_Excerpted records_
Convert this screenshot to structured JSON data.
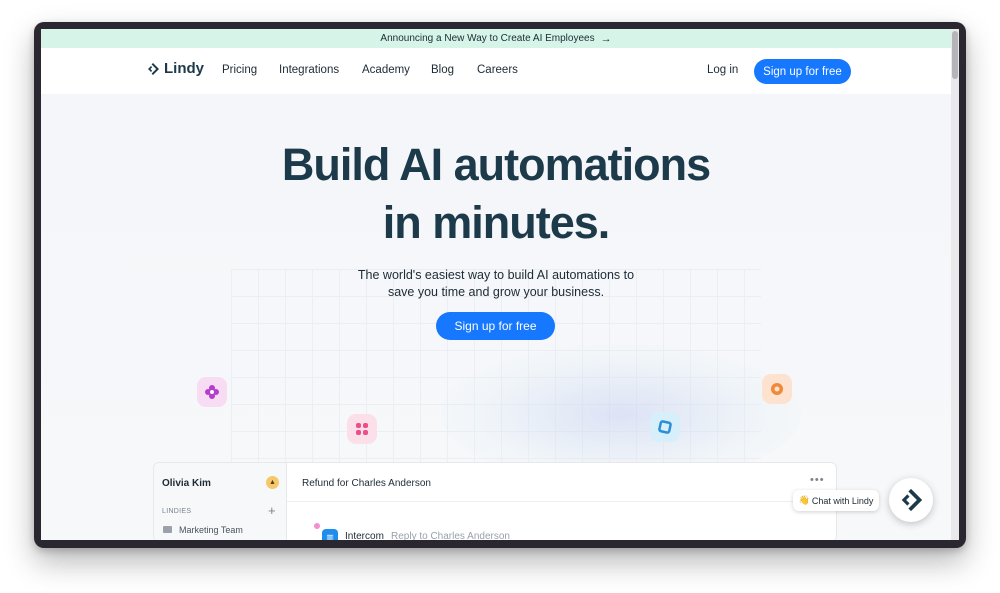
{
  "announcement": {
    "text": "Announcing a New Way to Create AI Employees",
    "arrow": "→"
  },
  "nav": {
    "logo": "Lindy",
    "links": [
      "Pricing",
      "Integrations",
      "Academy",
      "Blog",
      "Careers"
    ],
    "login": "Log in",
    "signup": "Sign up for free"
  },
  "hero": {
    "title_line1": "Build AI automations",
    "title_line2": "in minutes.",
    "subtitle_line1": "The world's easiest way to build AI automations to",
    "subtitle_line2": "save you time and grow your business.",
    "cta": "Sign up for free"
  },
  "app_preview": {
    "user_name": "Olivia Kim",
    "section_label": "LINDIES",
    "folder": "Marketing Team",
    "thread_title": "Refund for Charles Anderson",
    "more": "•••",
    "integration": "Intercom",
    "action": "Reply to Charles Anderson"
  },
  "chat_widget": {
    "emoji": "👋",
    "label": "Chat with Lindy"
  },
  "colors": {
    "brand_blue": "#1677ff",
    "heading": "#1c3a4a",
    "announce_bg": "#d6f5e8"
  },
  "icons": [
    "lindy-logo-icon",
    "arrow-right-icon",
    "purple-flower-icon",
    "pink-clover-icon",
    "blue-square-icon",
    "orange-flower-icon",
    "folder-icon",
    "plus-icon",
    "intercom-icon",
    "lindy-launcher-icon"
  ]
}
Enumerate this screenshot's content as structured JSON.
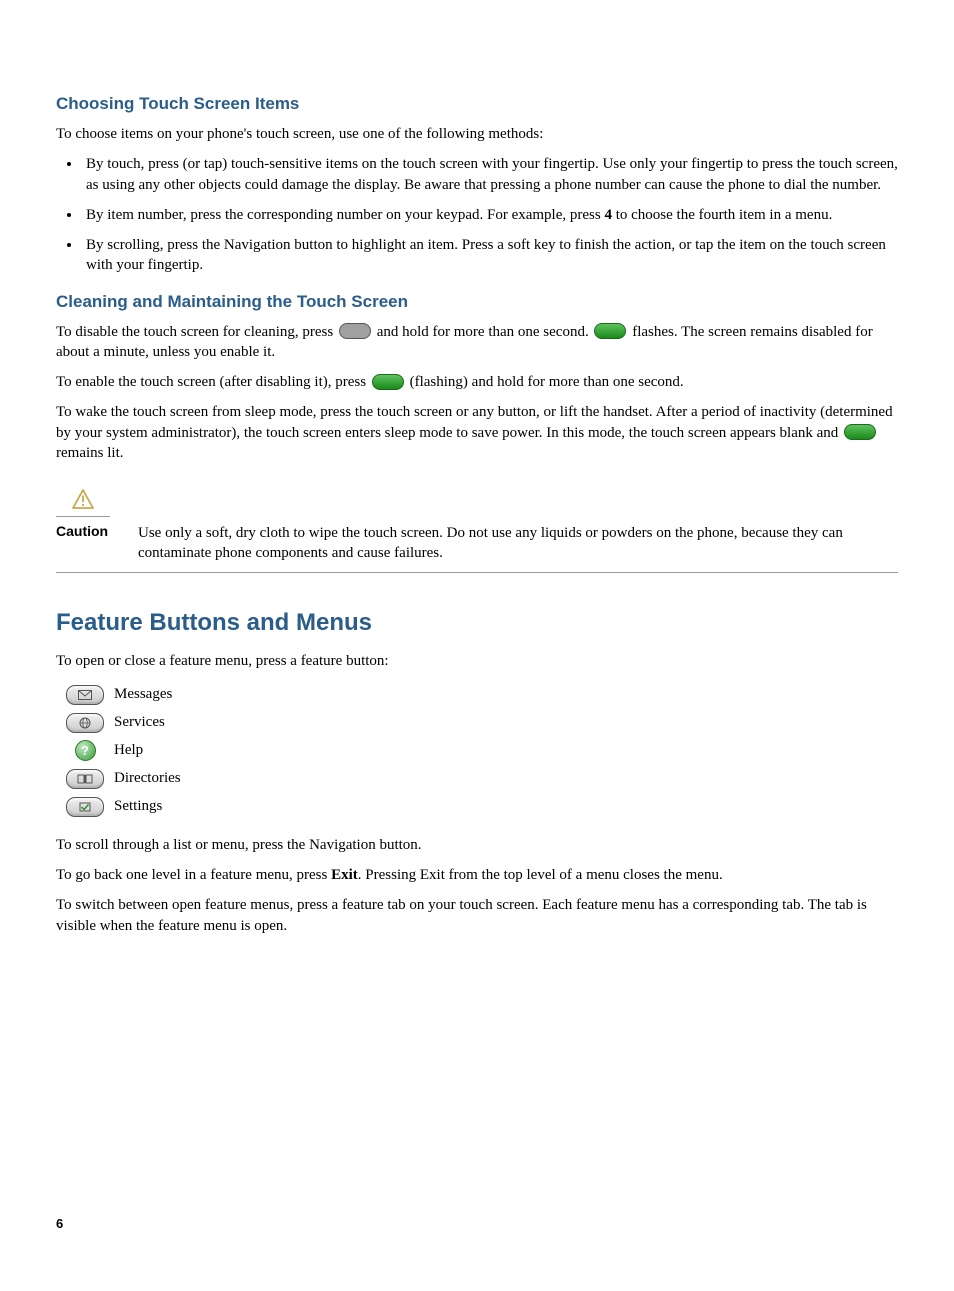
{
  "s1": {
    "title": "Choosing Touch Screen Items",
    "intro": "To choose items on your phone's touch screen, use one of the following methods:",
    "bullets": [
      "By touch, press (or tap) touch-sensitive items on the touch screen with your fingertip. Use only your fingertip to press the touch screen, as using any other objects could damage the display. Be aware that pressing a phone number can cause the phone to dial the number.",
      "By item number, press the corresponding number on your keypad. For example, press 4 to choose the fourth item in a menu.",
      "By scrolling, press the Navigation button to highlight an item. Press a soft key to finish the action, or tap the item on the touch screen with your fingertip."
    ],
    "bullet2_pre": "By item number, press the corresponding number on your keypad. For example, press ",
    "bullet2_bold": "4",
    "bullet2_post": " to choose the fourth item in a menu."
  },
  "s2": {
    "title": "Cleaning and Maintaining the Touch Screen",
    "p1_pre": "To disable the touch screen for cleaning, press ",
    "p1_mid": " and hold for more than one second. ",
    "p1_post": " flashes. The screen remains disabled for about a minute, unless you enable it.",
    "p2_pre": "To enable the touch screen (after disabling it), press ",
    "p2_post": " (flashing) and hold for more than one second.",
    "p3_pre": "To wake the touch screen from sleep mode, press the touch screen or any button, or lift the handset. After a period of inactivity (determined by your system administrator), the touch screen enters sleep mode to save power. In this mode, the touch screen appears blank and ",
    "p3_post": " remains lit."
  },
  "caution": {
    "label": "Caution",
    "text": "Use only a soft, dry cloth to wipe the touch screen. Do not use any liquids or powders on the phone, because they can contaminate phone components and cause failures."
  },
  "s3": {
    "title": "Feature Buttons and Menus",
    "intro": "To open or close a feature menu, press a feature button:",
    "buttons": [
      {
        "label": "Messages"
      },
      {
        "label": "Services"
      },
      {
        "label": "Help"
      },
      {
        "label": "Directories"
      },
      {
        "label": "Settings"
      }
    ],
    "p_scroll": "To scroll through a list or menu, press the Navigation button.",
    "p_back_pre": "To go back one level in a feature menu, press ",
    "p_back_bold": "Exit",
    "p_back_post": ". Pressing Exit from the top level of a menu closes the menu.",
    "p_switch": "To switch between open feature menus, press a feature tab on your touch screen. Each feature menu has a corresponding tab. The tab is visible when the feature menu is open."
  },
  "page_number": "6"
}
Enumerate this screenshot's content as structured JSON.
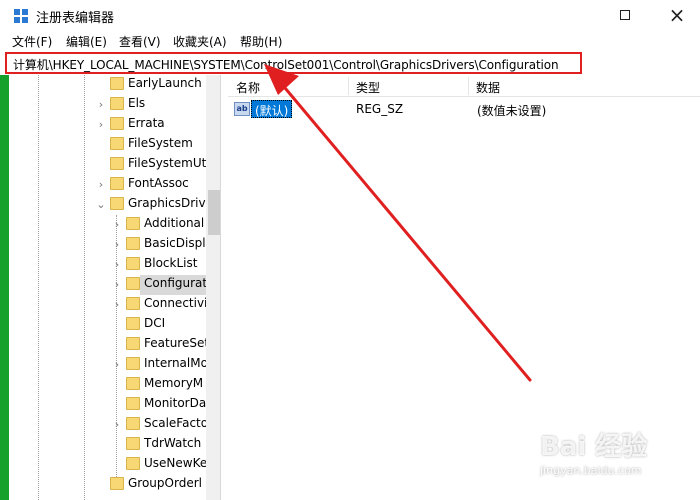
{
  "window": {
    "title": "注册表编辑器",
    "close_glyph": "×"
  },
  "menu": {
    "items": [
      "文件(F)",
      "编辑(E)",
      "查看(V)",
      "收藏夹(A)",
      "帮助(H)"
    ]
  },
  "address": {
    "path": "计算机\\HKEY_LOCAL_MACHINE\\SYSTEM\\ControlSet001\\Control\\GraphicsDrivers\\Configuration"
  },
  "tree": {
    "items": [
      {
        "label": "EarlyLaunch",
        "chevron": ""
      },
      {
        "label": "Els",
        "chevron": "›"
      },
      {
        "label": "Errata",
        "chevron": "›"
      },
      {
        "label": "FileSystem",
        "chevron": ""
      },
      {
        "label": "FileSystemUti",
        "chevron": ""
      },
      {
        "label": "FontAssoc",
        "chevron": "›"
      },
      {
        "label": "GraphicsDriv",
        "chevron": "⌄"
      },
      {
        "label": "Additional",
        "chevron": "›"
      },
      {
        "label": "BasicDispl",
        "chevron": "›"
      },
      {
        "label": "BlockList",
        "chevron": "›"
      },
      {
        "label": "Configurat",
        "chevron": "›"
      },
      {
        "label": "Connectivi",
        "chevron": "›"
      },
      {
        "label": "DCI",
        "chevron": ""
      },
      {
        "label": "FeatureSet",
        "chevron": ""
      },
      {
        "label": "InternalMo",
        "chevron": "›"
      },
      {
        "label": "MemoryM",
        "chevron": ""
      },
      {
        "label": "MonitorDa",
        "chevron": ""
      },
      {
        "label": "ScaleFacto",
        "chevron": "›"
      },
      {
        "label": "TdrWatch",
        "chevron": ""
      },
      {
        "label": "UseNewKe",
        "chevron": ""
      },
      {
        "label": "GroupOrderl",
        "chevron": ""
      }
    ]
  },
  "list": {
    "columns": [
      "名称",
      "类型",
      "数据"
    ],
    "rows": [
      {
        "icon": "ab",
        "name": "(默认)",
        "type": "REG_SZ",
        "data": "(数值未设置)"
      }
    ]
  },
  "watermark": {
    "logo": "Bai 经验",
    "url": "jingyan.baidu.com"
  },
  "colors": {
    "highlight_border": "#e02020",
    "selection": "#0078d7",
    "folder": "#f8d775",
    "left_strip": "#16a02c"
  }
}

_Short exercise_
Repeat the full listing above exactly, with no pictures in the copy.

_Finished answer_
Convert this screenshot to structured JSON data.
{
  "announcement": {
    "text": "Announcing a New Way to Create AI Employees",
    "arrow": "→"
  },
  "nav": {
    "logo": "Lindy",
    "links": [
      "Pricing",
      "Integrations",
      "Academy",
      "Blog",
      "Careers"
    ],
    "login": "Log in",
    "signup": "Sign up for free"
  },
  "hero": {
    "title_line1": "Build AI automations",
    "title_line2": "in minutes.",
    "subtitle_line1": "The world's easiest way to build AI automations to",
    "subtitle_line2": "save you time and grow your business.",
    "cta": "Sign up for free"
  },
  "app_preview": {
    "user_name": "Olivia Kim",
    "section_label": "LINDIES",
    "folder": "Marketing Team",
    "thread_title": "Refund for Charles Anderson",
    "more": "•••",
    "integration": "Intercom",
    "action": "Reply to Charles Anderson"
  },
  "chat_widget": {
    "emoji": "👋",
    "label": "Chat with Lindy"
  },
  "colors": {
    "brand_blue": "#1677ff",
    "heading": "#1c3a4a",
    "announce_bg": "#d6f5e8"
  },
  "icons": [
    "lindy-logo-icon",
    "arrow-right-icon",
    "purple-flower-icon",
    "pink-clover-icon",
    "blue-square-icon",
    "orange-flower-icon",
    "folder-icon",
    "plus-icon",
    "intercom-icon",
    "lindy-launcher-icon"
  ]
}
Enumerate this screenshot's content as structured JSON.
{
  "s1": {
    "title": "Choosing Touch Screen Items",
    "intro": "To choose items on your phone's touch screen, use one of the following methods:",
    "bullets": [
      "By touch, press (or tap) touch-sensitive items on the touch screen with your fingertip. Use only your fingertip to press the touch screen, as using any other objects could damage the display. Be aware that pressing a phone number can cause the phone to dial the number.",
      "By item number, press the corresponding number on your keypad. For example, press 4 to choose the fourth item in a menu.",
      "By scrolling, press the Navigation button to highlight an item. Press a soft key to finish the action, or tap the item on the touch screen with your fingertip."
    ],
    "bullet2_pre": "By item number, press the corresponding number on your keypad. For example, press ",
    "bullet2_bold": "4",
    "bullet2_post": " to choose the fourth item in a menu."
  },
  "s2": {
    "title": "Cleaning and Maintaining the Touch Screen",
    "p1_pre": "To disable the touch screen for cleaning, press ",
    "p1_mid": " and hold for more than one second. ",
    "p1_post": " flashes. The screen remains disabled for about a minute, unless you enable it.",
    "p2_pre": "To enable the touch screen (after disabling it), press ",
    "p2_post": " (flashing) and hold for more than one second.",
    "p3_pre": "To wake the touch screen from sleep mode, press the touch screen or any button, or lift the handset. After a period of inactivity (determined by your system administrator), the touch screen enters sleep mode to save power. In this mode, the touch screen appears blank and ",
    "p3_post": " remains lit."
  },
  "caution": {
    "label": "Caution",
    "text": "Use only a soft, dry cloth to wipe the touch screen. Do not use any liquids or powders on the phone, because they can contaminate phone components and cause failures."
  },
  "s3": {
    "title": "Feature Buttons and Menus",
    "intro": "To open or close a feature menu, press a feature button:",
    "buttons": [
      {
        "label": "Messages"
      },
      {
        "label": "Services"
      },
      {
        "label": "Help"
      },
      {
        "label": "Directories"
      },
      {
        "label": "Settings"
      }
    ],
    "p_scroll": "To scroll through a list or menu, press the Navigation button.",
    "p_back_pre": "To go back one level in a feature menu, press ",
    "p_back_bold": "Exit",
    "p_back_post": ". Pressing Exit from the top level of a menu closes the menu.",
    "p_switch": "To switch between open feature menus, press a feature tab on your touch screen. Each feature menu has a corresponding tab. The tab is visible when the feature menu is open."
  },
  "page_number": "6"
}
Enumerate this screenshot's content as structured JSON.
{
  "window": {
    "title": "注册表编辑器",
    "close_glyph": "×"
  },
  "menu": {
    "items": [
      "文件(F)",
      "编辑(E)",
      "查看(V)",
      "收藏夹(A)",
      "帮助(H)"
    ]
  },
  "address": {
    "path": "计算机\\HKEY_LOCAL_MACHINE\\SYSTEM\\ControlSet001\\Control\\GraphicsDrivers\\Configuration"
  },
  "tree": {
    "items": [
      {
        "label": "EarlyLaunch",
        "chevron": ""
      },
      {
        "label": "Els",
        "chevron": "›"
      },
      {
        "label": "Errata",
        "chevron": "›"
      },
      {
        "label": "FileSystem",
        "chevron": ""
      },
      {
        "label": "FileSystemUti",
        "chevron": ""
      },
      {
        "label": "FontAssoc",
        "chevron": "›"
      },
      {
        "label": "GraphicsDriv",
        "chevron": "⌄"
      },
      {
        "label": "Additional",
        "chevron": "›"
      },
      {
        "label": "BasicDispl",
        "chevron": "›"
      },
      {
        "label": "BlockList",
        "chevron": "›"
      },
      {
        "label": "Configurat",
        "chevron": "›"
      },
      {
        "label": "Connectivi",
        "chevron": "›"
      },
      {
        "label": "DCI",
        "chevron": ""
      },
      {
        "label": "FeatureSet",
        "chevron": ""
      },
      {
        "label": "InternalMo",
        "chevron": "›"
      },
      {
        "label": "MemoryM",
        "chevron": ""
      },
      {
        "label": "MonitorDa",
        "chevron": ""
      },
      {
        "label": "ScaleFacto",
        "chevron": "›"
      },
      {
        "label": "TdrWatch",
        "chevron": ""
      },
      {
        "label": "UseNewKe",
        "chevron": ""
      },
      {
        "label": "GroupOrderl",
        "chevron": ""
      }
    ]
  },
  "list": {
    "columns": [
      "名称",
      "类型",
      "数据"
    ],
    "rows": [
      {
        "icon": "ab",
        "name": "(默认)",
        "type": "REG_SZ",
        "data": "(数值未设置)"
      }
    ]
  },
  "watermark": {
    "logo": "Bai 经验",
    "url": "jingyan.baidu.com"
  },
  "colors": {
    "highlight_border": "#e02020",
    "selection": "#0078d7",
    "folder": "#f8d775",
    "left_strip": "#16a02c"
  }
}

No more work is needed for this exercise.